• [Problem details]:
Copy out all lines carrying the word "into".

▼

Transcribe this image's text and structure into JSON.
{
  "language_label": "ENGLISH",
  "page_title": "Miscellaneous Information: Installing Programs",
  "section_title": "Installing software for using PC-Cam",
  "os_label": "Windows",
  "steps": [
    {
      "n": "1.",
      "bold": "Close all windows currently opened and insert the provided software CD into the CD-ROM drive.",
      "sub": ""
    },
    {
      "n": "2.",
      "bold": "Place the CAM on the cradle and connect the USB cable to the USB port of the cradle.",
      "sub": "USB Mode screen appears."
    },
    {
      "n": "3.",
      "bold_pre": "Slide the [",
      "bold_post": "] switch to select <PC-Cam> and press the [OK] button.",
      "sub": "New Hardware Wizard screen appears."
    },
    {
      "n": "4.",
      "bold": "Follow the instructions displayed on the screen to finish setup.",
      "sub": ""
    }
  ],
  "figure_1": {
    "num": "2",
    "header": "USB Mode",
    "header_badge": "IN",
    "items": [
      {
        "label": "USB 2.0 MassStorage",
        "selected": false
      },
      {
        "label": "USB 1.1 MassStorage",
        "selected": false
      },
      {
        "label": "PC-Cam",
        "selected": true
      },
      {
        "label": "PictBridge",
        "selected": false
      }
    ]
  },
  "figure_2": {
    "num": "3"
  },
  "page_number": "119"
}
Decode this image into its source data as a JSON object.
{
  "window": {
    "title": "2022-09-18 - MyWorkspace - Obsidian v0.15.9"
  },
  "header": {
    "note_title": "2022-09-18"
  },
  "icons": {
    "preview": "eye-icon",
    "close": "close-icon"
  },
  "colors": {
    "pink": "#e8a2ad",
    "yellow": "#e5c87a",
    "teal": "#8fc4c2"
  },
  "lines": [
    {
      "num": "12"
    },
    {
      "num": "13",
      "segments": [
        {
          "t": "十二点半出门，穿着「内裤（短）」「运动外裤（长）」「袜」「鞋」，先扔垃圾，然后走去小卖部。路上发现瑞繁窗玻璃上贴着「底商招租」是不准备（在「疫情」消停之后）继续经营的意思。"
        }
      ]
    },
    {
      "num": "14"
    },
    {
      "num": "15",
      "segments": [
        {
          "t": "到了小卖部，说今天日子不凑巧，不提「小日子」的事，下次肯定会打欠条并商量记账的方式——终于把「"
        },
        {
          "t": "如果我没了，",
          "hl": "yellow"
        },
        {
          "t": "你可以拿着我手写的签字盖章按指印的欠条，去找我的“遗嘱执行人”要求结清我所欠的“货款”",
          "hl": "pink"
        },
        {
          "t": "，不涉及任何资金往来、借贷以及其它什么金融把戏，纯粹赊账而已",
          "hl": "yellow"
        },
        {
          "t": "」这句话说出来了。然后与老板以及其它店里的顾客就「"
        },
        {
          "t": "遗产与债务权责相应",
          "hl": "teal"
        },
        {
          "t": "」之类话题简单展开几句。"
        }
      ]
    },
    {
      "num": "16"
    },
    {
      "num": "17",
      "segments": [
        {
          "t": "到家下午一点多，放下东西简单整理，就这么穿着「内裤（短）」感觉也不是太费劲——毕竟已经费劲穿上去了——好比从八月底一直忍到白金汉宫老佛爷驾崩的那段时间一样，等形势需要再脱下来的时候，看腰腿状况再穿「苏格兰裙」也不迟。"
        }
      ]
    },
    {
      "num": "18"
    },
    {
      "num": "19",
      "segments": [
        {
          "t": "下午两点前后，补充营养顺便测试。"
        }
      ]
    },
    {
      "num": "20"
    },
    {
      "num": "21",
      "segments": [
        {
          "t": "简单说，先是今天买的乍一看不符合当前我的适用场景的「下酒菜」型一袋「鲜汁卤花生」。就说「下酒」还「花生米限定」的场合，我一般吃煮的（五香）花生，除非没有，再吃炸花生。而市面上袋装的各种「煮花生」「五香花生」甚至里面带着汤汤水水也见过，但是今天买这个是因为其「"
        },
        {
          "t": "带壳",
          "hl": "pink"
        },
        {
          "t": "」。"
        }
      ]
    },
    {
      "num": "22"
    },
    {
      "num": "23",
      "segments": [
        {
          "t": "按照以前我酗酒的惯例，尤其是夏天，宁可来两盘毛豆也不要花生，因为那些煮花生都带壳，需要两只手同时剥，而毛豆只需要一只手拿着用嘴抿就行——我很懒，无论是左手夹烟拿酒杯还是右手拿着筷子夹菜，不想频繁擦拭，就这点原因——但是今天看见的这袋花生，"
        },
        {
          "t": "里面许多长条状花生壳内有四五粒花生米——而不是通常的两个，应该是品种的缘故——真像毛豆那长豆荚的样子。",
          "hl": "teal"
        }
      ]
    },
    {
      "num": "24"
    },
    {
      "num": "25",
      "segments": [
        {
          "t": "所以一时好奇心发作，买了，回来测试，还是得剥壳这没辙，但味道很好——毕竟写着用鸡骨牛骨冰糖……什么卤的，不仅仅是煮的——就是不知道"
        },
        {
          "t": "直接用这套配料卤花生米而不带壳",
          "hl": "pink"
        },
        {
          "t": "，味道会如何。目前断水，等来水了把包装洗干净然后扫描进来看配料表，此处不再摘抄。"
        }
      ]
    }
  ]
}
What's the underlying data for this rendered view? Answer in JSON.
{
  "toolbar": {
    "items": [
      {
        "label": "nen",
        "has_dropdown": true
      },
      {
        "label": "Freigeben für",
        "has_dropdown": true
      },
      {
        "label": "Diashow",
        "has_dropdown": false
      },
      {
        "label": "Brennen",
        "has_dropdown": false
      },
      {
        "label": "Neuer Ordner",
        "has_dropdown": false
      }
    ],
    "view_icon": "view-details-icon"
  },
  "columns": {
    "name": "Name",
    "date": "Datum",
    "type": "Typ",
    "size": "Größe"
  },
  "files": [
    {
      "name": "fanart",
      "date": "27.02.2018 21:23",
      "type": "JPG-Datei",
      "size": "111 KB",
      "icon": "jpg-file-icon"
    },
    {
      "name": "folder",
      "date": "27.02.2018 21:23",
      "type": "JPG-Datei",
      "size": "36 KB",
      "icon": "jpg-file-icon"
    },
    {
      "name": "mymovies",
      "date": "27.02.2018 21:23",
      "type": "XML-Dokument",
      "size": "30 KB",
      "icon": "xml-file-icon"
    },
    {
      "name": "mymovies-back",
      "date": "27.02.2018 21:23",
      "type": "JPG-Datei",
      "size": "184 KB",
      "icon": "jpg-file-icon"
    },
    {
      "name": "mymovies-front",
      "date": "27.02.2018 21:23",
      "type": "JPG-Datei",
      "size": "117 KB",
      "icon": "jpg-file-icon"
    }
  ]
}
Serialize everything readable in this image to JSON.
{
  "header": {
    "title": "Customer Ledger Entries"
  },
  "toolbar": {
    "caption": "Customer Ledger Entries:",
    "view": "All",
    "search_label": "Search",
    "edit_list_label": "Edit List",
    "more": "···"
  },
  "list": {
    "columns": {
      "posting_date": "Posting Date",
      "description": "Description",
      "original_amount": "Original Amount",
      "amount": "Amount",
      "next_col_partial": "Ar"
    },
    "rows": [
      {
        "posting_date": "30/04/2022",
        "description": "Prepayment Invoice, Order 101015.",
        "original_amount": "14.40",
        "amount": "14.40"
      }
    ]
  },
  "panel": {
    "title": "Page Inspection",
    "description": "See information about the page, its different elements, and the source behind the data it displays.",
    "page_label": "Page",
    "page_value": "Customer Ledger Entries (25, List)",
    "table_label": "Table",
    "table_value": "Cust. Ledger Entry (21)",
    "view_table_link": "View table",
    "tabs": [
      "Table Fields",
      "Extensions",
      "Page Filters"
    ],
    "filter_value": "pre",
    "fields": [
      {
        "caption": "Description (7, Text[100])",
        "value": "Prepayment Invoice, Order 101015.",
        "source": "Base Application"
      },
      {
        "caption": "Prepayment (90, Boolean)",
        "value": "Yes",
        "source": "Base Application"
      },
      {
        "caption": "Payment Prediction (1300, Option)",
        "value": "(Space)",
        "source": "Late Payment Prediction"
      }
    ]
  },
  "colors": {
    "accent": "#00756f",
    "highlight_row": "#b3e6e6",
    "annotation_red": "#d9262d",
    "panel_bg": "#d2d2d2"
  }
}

▲

• [Full answer]:
Transcribe this image's text and structure into JSON.
      "bold": "Close all windows currently opened and insert the provided software CD into the CD-ROM drive.",
Decode this image into its source data as a JSON object.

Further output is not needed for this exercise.